══ ENTRIES SHOWN ══

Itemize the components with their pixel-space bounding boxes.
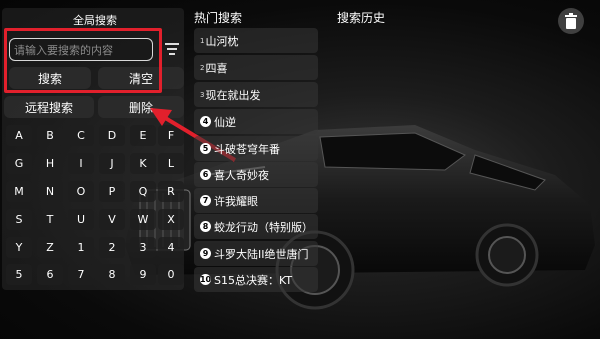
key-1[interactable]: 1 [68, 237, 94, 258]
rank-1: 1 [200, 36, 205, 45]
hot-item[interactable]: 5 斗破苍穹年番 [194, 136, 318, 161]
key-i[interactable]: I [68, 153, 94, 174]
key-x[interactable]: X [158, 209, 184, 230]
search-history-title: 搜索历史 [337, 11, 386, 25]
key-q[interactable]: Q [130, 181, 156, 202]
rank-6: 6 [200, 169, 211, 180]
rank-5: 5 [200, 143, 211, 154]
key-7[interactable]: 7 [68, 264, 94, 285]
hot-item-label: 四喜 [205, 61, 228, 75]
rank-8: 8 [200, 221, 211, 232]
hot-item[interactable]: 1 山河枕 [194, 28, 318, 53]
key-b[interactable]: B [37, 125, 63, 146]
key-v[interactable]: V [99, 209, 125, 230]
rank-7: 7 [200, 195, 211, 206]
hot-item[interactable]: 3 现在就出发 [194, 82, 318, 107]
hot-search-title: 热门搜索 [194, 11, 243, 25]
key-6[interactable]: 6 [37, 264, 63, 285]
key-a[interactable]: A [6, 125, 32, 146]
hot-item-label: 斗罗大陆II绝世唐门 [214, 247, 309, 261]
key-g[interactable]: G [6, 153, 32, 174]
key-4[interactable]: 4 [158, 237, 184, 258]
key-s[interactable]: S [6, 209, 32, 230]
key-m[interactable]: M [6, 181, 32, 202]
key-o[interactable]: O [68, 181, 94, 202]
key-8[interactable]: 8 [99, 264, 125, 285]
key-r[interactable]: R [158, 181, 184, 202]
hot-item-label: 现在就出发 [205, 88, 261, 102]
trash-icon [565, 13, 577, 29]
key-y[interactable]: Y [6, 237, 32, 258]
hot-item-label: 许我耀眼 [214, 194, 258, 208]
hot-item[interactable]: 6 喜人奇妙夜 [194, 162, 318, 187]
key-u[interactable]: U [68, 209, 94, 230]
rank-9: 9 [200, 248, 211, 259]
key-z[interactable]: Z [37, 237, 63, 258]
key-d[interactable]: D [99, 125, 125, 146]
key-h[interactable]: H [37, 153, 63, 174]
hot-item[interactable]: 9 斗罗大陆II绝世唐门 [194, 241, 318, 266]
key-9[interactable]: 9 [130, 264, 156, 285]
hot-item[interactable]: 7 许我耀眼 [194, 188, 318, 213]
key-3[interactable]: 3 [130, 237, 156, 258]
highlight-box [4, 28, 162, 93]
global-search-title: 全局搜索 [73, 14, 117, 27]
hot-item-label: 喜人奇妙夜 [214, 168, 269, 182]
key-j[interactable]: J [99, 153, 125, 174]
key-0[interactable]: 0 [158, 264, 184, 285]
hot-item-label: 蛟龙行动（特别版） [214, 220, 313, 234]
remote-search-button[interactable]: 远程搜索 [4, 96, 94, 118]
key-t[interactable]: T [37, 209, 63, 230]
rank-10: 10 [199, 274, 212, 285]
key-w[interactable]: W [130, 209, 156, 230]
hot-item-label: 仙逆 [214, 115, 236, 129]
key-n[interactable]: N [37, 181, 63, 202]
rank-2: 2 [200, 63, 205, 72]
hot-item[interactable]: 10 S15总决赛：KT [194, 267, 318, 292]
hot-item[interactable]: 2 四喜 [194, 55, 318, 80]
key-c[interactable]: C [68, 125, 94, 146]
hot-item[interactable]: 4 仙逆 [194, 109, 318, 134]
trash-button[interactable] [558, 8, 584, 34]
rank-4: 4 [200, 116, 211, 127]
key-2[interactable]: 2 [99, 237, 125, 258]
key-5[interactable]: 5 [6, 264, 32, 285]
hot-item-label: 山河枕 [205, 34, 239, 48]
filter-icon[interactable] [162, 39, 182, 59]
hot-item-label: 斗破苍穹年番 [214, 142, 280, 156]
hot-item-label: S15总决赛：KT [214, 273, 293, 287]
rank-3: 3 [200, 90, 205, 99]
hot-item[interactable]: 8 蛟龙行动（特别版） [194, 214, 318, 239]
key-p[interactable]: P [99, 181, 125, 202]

═══
══ ENTRIES SHOWN ══

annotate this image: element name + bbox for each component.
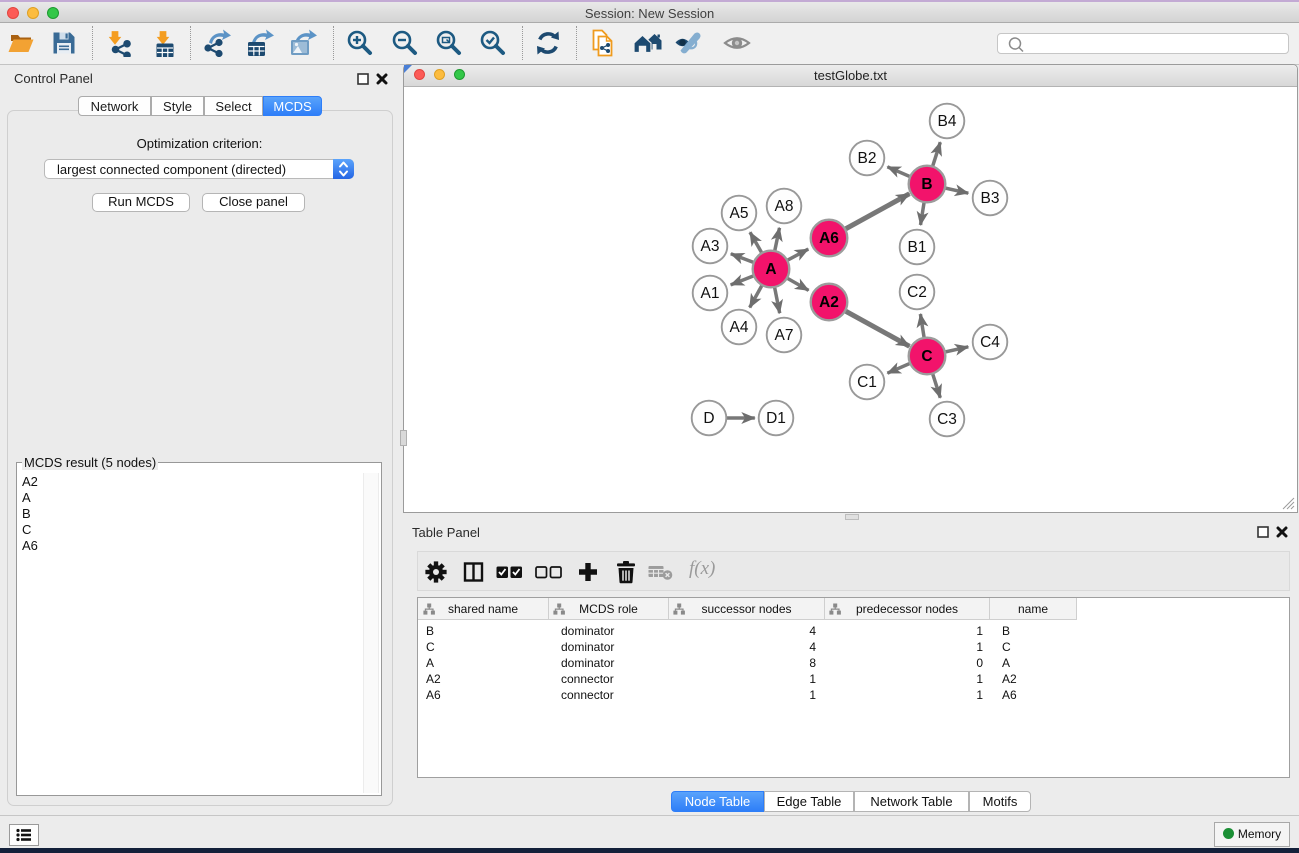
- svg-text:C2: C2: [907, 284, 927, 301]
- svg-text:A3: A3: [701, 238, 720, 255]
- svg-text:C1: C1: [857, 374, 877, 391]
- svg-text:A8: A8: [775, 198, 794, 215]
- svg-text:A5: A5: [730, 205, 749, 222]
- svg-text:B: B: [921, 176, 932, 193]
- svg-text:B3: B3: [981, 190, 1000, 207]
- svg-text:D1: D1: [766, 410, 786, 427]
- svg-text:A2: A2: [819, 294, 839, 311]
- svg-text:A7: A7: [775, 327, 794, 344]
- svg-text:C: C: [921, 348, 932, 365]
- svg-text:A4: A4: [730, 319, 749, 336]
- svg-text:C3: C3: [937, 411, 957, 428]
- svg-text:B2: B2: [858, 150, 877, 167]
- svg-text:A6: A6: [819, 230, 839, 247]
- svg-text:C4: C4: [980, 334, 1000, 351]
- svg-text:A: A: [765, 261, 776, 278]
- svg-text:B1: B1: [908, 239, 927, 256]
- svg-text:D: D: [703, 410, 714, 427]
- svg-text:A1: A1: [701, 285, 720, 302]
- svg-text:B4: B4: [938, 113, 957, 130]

═══

WORK INSTRUCTIONS: Copy out the material verbatim, starting with the line that contains "key-1[interactable]: 1 [68, 237, 94, 258]" and going on through the line that contains "hot-item-label: 斗罗大陆II绝世唐门 [214, 247, 309, 261]", with both of those lines included.

REPLY TO THE TASK:
key-1[interactable]: 1 [68, 237, 94, 258]
rank-1: 1 [200, 36, 205, 45]
hot-item[interactable]: 5 斗破苍穹年番 [194, 136, 318, 161]
key-i[interactable]: I [68, 153, 94, 174]
key-x[interactable]: X [158, 209, 184, 230]
search-history-title: 搜索历史 [337, 11, 386, 25]
key-q[interactable]: Q [130, 181, 156, 202]
rank-6: 6 [200, 169, 211, 180]
rank-5: 5 [200, 143, 211, 154]
key-7[interactable]: 7 [68, 264, 94, 285]
hot-item-label: 四喜 [205, 61, 228, 75]
rank-8: 8 [200, 221, 211, 232]
hot-item[interactable]: 1 山河枕 [194, 28, 318, 53]
key-b[interactable]: B [37, 125, 63, 146]
key-v[interactable]: V [99, 209, 125, 230]
rank-7: 7 [200, 195, 211, 206]
hot-item[interactable]: 3 现在就出发 [194, 82, 318, 107]
hot-search-title: 热门搜索 [194, 11, 243, 25]
key-6[interactable]: 6 [37, 264, 63, 285]
key-a[interactable]: A [6, 125, 32, 146]
hot-item-label: 斗罗大陆II绝世唐门 [214, 247, 309, 261]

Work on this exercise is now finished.